TASK REQUIREMENTS - For each line that holds "THPT", copy the line out.

(Items from a dataset)
++++++++

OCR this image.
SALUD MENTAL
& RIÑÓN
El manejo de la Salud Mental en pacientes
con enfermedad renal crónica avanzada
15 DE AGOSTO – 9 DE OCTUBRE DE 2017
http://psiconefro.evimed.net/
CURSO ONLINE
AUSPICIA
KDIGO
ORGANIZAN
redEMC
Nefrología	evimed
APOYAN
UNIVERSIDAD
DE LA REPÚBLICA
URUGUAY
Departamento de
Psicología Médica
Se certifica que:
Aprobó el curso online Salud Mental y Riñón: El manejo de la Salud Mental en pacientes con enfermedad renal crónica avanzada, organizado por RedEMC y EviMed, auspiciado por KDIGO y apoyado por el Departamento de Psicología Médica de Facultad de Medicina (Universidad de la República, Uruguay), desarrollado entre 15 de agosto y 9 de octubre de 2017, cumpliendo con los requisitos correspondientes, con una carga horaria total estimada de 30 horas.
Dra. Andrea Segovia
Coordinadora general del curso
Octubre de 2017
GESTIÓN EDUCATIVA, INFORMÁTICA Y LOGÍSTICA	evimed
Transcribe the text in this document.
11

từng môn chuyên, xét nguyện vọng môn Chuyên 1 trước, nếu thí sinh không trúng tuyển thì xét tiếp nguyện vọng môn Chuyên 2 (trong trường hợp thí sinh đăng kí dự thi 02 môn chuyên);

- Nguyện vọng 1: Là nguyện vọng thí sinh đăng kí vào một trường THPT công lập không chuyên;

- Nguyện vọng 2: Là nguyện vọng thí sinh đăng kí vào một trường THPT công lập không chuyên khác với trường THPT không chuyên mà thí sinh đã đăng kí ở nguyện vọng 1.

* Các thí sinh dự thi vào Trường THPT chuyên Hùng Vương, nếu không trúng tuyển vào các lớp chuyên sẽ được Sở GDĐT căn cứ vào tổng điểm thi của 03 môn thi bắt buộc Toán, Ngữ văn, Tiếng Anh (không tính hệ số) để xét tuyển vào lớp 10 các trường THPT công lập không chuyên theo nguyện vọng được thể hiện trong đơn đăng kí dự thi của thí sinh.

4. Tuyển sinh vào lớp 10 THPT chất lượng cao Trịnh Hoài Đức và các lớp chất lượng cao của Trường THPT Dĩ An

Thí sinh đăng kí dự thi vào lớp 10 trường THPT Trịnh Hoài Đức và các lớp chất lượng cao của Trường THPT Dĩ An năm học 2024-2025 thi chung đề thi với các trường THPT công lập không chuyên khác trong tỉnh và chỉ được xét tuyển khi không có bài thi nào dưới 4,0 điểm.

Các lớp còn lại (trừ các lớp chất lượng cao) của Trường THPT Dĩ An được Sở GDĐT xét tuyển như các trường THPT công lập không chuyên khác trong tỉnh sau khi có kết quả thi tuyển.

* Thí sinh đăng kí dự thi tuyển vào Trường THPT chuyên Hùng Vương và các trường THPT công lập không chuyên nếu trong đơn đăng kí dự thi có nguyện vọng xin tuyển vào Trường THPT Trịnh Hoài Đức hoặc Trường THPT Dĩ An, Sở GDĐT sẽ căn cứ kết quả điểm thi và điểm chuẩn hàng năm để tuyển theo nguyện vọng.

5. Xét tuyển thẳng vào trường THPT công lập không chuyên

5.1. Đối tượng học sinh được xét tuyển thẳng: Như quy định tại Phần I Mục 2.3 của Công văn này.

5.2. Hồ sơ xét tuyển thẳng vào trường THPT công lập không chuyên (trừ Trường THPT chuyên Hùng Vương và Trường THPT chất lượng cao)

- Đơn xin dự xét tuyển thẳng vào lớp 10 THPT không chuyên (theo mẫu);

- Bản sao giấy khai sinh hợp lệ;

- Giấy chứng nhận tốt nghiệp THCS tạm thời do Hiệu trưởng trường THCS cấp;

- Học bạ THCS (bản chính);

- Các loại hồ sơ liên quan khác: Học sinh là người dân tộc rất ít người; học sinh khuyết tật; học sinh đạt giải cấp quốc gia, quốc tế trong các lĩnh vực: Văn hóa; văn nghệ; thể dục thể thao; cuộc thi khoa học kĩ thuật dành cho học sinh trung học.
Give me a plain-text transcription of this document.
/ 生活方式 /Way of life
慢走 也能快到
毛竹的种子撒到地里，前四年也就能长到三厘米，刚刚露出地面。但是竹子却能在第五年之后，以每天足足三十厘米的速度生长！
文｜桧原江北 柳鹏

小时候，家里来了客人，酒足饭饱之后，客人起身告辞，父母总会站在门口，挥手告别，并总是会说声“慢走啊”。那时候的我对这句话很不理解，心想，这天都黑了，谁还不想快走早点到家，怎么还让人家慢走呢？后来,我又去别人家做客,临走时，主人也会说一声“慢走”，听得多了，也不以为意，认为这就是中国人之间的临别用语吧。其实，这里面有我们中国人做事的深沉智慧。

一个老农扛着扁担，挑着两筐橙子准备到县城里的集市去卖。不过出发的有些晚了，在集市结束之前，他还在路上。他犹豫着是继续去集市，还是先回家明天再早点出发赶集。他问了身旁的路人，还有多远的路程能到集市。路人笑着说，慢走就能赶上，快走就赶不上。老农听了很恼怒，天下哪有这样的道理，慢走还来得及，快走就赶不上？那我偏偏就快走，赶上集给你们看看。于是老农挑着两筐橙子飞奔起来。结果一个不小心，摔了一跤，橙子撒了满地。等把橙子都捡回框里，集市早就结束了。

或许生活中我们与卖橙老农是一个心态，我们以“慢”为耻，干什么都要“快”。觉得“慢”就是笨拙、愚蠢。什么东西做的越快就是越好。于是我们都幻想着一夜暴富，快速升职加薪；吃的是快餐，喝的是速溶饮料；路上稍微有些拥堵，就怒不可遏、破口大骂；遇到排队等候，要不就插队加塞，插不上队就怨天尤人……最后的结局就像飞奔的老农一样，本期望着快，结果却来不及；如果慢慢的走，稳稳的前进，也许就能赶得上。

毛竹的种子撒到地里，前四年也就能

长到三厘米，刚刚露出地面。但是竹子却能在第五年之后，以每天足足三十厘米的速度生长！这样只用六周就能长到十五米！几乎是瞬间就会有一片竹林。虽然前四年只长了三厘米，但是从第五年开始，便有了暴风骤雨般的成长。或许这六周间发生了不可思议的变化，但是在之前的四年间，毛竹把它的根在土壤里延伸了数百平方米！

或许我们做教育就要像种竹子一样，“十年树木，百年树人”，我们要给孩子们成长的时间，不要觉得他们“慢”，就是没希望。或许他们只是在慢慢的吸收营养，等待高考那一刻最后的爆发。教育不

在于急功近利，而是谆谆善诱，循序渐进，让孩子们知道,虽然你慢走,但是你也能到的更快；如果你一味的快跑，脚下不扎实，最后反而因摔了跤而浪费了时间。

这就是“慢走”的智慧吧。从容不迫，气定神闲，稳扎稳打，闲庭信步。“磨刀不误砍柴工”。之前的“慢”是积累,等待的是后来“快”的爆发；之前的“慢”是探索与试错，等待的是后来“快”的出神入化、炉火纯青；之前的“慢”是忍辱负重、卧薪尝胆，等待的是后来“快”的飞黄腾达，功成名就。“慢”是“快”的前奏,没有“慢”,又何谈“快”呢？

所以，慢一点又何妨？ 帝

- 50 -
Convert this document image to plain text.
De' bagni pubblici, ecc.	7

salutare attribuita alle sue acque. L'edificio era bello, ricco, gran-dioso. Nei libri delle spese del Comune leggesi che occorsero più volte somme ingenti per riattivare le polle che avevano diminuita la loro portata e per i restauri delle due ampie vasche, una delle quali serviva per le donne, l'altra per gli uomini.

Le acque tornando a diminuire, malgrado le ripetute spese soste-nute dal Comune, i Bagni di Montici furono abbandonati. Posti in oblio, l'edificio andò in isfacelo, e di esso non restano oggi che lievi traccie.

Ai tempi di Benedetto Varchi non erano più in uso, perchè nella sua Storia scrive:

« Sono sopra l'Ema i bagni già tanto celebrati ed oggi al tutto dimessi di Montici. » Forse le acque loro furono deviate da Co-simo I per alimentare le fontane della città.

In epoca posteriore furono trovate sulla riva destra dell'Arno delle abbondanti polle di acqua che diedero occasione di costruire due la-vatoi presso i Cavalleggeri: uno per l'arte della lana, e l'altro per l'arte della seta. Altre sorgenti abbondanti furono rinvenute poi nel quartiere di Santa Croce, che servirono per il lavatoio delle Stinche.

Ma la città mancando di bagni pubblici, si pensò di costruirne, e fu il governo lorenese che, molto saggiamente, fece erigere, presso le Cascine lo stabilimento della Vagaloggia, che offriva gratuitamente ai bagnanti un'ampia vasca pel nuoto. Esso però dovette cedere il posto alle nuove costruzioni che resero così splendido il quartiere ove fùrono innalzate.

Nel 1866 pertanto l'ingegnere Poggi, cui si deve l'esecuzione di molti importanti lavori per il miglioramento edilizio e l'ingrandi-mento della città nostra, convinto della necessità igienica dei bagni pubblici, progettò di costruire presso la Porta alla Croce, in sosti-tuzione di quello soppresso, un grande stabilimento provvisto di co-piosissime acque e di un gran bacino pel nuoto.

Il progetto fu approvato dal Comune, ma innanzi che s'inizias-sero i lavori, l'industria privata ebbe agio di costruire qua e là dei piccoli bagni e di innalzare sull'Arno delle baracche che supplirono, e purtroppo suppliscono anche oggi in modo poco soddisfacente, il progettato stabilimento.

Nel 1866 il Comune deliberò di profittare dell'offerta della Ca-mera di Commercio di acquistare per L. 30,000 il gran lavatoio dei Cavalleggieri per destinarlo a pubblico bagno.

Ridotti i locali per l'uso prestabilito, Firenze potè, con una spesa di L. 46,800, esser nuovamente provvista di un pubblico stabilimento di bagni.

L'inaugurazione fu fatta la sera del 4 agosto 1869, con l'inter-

++++++++

ANSWER BELOW -
- Nguyện vọng 1: Là nguyện vọng thí sinh đăng kí vào một trường THPT công lập không chuyên;
- Nguyện vọng 2: Là nguyện vọng thí sinh đăng kí vào một trường THPT công lập không chuyên khác với trường THPT không chuyên mà thí sinh đã đăng kí ở nguyện vọng 1.
* Các thí sinh dự thi vào Trường THPT chuyên Hùng Vương, nếu không trúng tuyển vào các lớp chuyên sẽ được Sở GDĐT căn cứ vào tổng điểm thi của 03 môn thi bắt buộc Toán, Ngữ văn, Tiếng Anh (không tính hệ số) để xét tuyển vào lớp 10 các trường THPT công lập không chuyên theo nguyện vọng được thể hiện trong đơn đăng kí dự thi của thí sinh.
4. Tuyển sinh vào lớp 10 THPT chất lượng cao Trịnh Hoài Đức và các lớp chất lượng cao của Trường THPT Dĩ An
Thí sinh đăng kí dự thi vào lớp 10 trường THPT Trịnh Hoài Đức và các lớp chất lượng cao của Trường THPT Dĩ An năm học 2024-2025 thi chung đề thi với các trường THPT công lập không chuyên khác trong tỉnh và chỉ được xét tuyển khi không có bài thi nào dưới 4,0 điểm.
Các lớp còn lại (trừ các lớp chất lượng cao) của Trường THPT Dĩ An được Sở GDĐT xét tuyển như các trường THPT công lập không chuyên khác trong tỉnh sau khi có kết quả thi tuyển.
* Thí sinh đăng kí dự thi tuyển vào Trường THPT chuyên Hùng Vương và các trường THPT công lập không chuyên nếu trong đơn đăng kí dự thi có nguyện vọng xin tuyển vào Trường THPT Trịnh Hoài Đức hoặc Trường THPT Dĩ An, Sở GDĐT sẽ căn cứ kết quả điểm thi và điểm chuẩn hàng năm để tuyển theo nguyện vọng.
5. Xét tuyển thẳng vào trường THPT công lập không chuyên
5.2. Hồ sơ xét tuyển thẳng vào trường THPT công lập không chuyên (trừ Trường THPT chuyên Hùng Vương và Trường THPT chất lượng cao)
- Đơn xin dự xét tuyển thẳng vào lớp 10 THPT không chuyên (theo mẫu);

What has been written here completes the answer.